=== RECORDS PROVIDED ===
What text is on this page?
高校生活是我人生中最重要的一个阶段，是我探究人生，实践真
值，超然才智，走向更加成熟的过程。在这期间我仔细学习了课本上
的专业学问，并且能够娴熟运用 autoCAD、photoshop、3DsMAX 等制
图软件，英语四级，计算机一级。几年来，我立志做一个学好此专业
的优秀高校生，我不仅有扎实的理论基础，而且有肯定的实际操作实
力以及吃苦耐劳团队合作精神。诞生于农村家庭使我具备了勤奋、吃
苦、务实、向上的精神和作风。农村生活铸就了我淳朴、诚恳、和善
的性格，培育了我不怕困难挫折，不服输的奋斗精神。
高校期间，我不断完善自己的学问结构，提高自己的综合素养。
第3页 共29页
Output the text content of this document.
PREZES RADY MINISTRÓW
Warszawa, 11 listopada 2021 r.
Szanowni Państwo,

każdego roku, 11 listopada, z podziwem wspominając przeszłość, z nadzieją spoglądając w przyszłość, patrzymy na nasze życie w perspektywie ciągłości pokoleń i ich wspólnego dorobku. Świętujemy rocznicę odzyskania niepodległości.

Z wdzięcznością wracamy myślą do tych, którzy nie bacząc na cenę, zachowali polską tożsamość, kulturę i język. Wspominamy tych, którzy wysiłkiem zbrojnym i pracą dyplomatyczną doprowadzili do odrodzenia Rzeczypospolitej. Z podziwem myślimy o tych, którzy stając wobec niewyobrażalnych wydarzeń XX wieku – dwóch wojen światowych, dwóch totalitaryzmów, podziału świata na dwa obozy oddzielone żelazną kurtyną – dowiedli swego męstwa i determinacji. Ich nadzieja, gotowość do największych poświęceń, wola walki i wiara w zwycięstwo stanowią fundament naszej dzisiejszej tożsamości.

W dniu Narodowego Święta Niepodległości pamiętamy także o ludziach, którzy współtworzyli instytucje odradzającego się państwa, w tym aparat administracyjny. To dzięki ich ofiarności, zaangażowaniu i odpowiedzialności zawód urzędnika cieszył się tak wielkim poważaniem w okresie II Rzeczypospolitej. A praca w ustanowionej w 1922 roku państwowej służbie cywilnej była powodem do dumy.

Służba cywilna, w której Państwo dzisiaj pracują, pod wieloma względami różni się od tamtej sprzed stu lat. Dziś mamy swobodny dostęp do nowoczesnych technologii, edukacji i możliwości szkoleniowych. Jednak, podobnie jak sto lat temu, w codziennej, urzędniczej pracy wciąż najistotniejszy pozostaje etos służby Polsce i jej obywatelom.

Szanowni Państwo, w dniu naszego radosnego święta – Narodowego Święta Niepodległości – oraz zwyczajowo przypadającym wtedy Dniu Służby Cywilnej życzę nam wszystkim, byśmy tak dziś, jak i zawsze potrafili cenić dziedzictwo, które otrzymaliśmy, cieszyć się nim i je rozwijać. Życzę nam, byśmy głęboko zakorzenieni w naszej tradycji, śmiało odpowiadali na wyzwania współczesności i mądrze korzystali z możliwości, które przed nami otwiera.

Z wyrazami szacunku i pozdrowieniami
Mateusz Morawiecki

=== PROBLEM ===
Gather, from the listing above, every line carrying the word "text".

=== TASK SOLUTION ===
What text is on this page?
Output the text content of this document.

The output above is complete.